- **RAW DATA**:
..........
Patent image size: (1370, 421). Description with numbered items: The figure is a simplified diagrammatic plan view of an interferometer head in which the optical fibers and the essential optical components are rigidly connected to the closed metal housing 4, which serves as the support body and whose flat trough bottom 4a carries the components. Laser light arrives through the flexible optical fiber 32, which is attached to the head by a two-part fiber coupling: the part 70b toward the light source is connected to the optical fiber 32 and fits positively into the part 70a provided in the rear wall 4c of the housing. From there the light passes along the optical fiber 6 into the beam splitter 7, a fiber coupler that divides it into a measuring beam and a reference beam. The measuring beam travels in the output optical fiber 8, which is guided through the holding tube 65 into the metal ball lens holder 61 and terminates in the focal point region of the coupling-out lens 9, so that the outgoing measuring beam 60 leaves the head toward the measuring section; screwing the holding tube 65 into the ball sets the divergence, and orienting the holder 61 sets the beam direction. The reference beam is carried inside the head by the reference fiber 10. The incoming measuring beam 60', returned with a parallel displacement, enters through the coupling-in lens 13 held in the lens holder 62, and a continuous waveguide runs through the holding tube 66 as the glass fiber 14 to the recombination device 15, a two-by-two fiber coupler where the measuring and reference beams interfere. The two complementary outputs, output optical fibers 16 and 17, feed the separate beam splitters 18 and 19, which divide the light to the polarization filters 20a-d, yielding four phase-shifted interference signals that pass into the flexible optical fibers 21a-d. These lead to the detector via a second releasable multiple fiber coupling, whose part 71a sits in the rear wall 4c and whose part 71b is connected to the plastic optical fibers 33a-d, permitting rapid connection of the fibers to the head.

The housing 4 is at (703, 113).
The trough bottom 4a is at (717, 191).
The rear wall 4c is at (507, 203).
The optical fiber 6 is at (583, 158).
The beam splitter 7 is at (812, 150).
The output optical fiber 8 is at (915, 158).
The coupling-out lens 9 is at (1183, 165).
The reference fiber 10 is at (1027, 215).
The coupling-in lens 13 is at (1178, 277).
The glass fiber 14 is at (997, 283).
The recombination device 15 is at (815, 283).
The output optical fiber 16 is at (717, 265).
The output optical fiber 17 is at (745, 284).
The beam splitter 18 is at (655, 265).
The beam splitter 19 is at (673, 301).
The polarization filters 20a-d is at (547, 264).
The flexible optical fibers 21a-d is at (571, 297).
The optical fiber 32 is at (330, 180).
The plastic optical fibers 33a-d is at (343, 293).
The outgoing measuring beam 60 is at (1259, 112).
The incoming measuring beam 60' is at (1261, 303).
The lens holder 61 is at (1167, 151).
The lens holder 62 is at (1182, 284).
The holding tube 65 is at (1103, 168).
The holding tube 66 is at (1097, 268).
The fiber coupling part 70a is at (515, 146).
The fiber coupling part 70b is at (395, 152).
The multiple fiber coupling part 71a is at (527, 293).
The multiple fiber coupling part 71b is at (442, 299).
..........
- **THE REQUEST**: Rewrite the items above, changing "interferometer head" to "measuring head" and leaving everything else as it is.

- **SOLUTION FOR THIS EXERCISE**:
Patent image size: (1370, 421). Description with numbered items: The figure is a simplified diagrammatic plan view of an measuring head in which the optical fibers and the essential optical components are rigidly connected to the closed metal housing 4, which serves as the support body and whose flat trough bottom 4a carries the components. Laser light arrives through the flexible optical fiber 32, which is attached to the head by a two-part fiber coupling: the part 70b toward the light source is connected to the optical fiber 32 and fits positively into the part 70a provided in the rear wall 4c of the housing. From there the light passes along the optical fiber 6 into the beam splitter 7, a fiber coupler that divides it into a measuring beam and a reference beam. The measuring beam travels in the output optical fiber 8, which is guided through the holding tube 65 into the metal ball lens holder 61 and terminates in the focal point region of the coupling-out lens 9, so that the outgoing measuring beam 60 leaves the head toward the measuring section; screwing the holding tube 65 into the ball sets the divergence, and orienting the holder 61 sets the beam direction. The reference beam is carried inside the head by the reference fiber 10. The incoming measuring beam 60', returned with a parallel displacement, enters through the coupling-in lens 13 held in the lens holder 62, and a continuous waveguide runs through the holding tube 66 as the glass fiber 14 to the recombination device 15, a two-by-two fiber coupler where the measuring and reference beams interfere. The two complementary outputs, output optical fibers 16 and 17, feed the separate beam splitters 18 and 19, which divide the light to the polarization filters 20a-d, yielding four phase-shifted interference signals that pass into the flexible optical fibers 21a-d. These lead to the detector via a second releasable multiple fiber coupling, whose part 71a sits in the rear wall 4c and whose part 71b is connected to the plastic optical fibers 33a-d, permitting rapid connection of the fibers to the head.

The housing 4 is at (703, 113).
The trough bottom 4a is at (717, 191).
The rear wall 4c is at (507, 203).
The optical fiber 6 is at (583, 158).
The beam splitter 7 is at (812, 150).
The output optical fiber 8 is at (915, 158).
The coupling-out lens 9 is at (1183, 165).
The reference fiber 10 is at (1027, 215).
The coupling-in lens 13 is at (1178, 277).
The glass fiber 14 is at (997, 283).
The recombination device 15 is at (815, 283).
The output optical fiber 16 is at (717, 265).
The output optical fiber 17 is at (745, 284).
The beam splitter 18 is at (655, 265).
The beam splitter 19 is at (673, 301).
The polarization filters 20a-d is at (547, 264).
The flexible optical fibers 21a-d is at (571, 297).
The optical fiber 32 is at (330, 180).
The plastic optical fibers 33a-d is at (343, 293).
The outgoing measuring beam 60 is at (1259, 112).
The incoming measuring beam 60' is at (1261, 303).
The lens holder 61 is at (1167, 151).
The lens holder 62 is at (1182, 284).
The holding tube 65 is at (1103, 168).
The holding tube 66 is at (1097, 268).
The fiber coupling part 70a is at (515, 146).
The fiber coupling part 70b is at (395, 152).
The multiple fiber coupling part 71a is at (527, 293).
The multiple fiber coupling part 71b is at (442, 299).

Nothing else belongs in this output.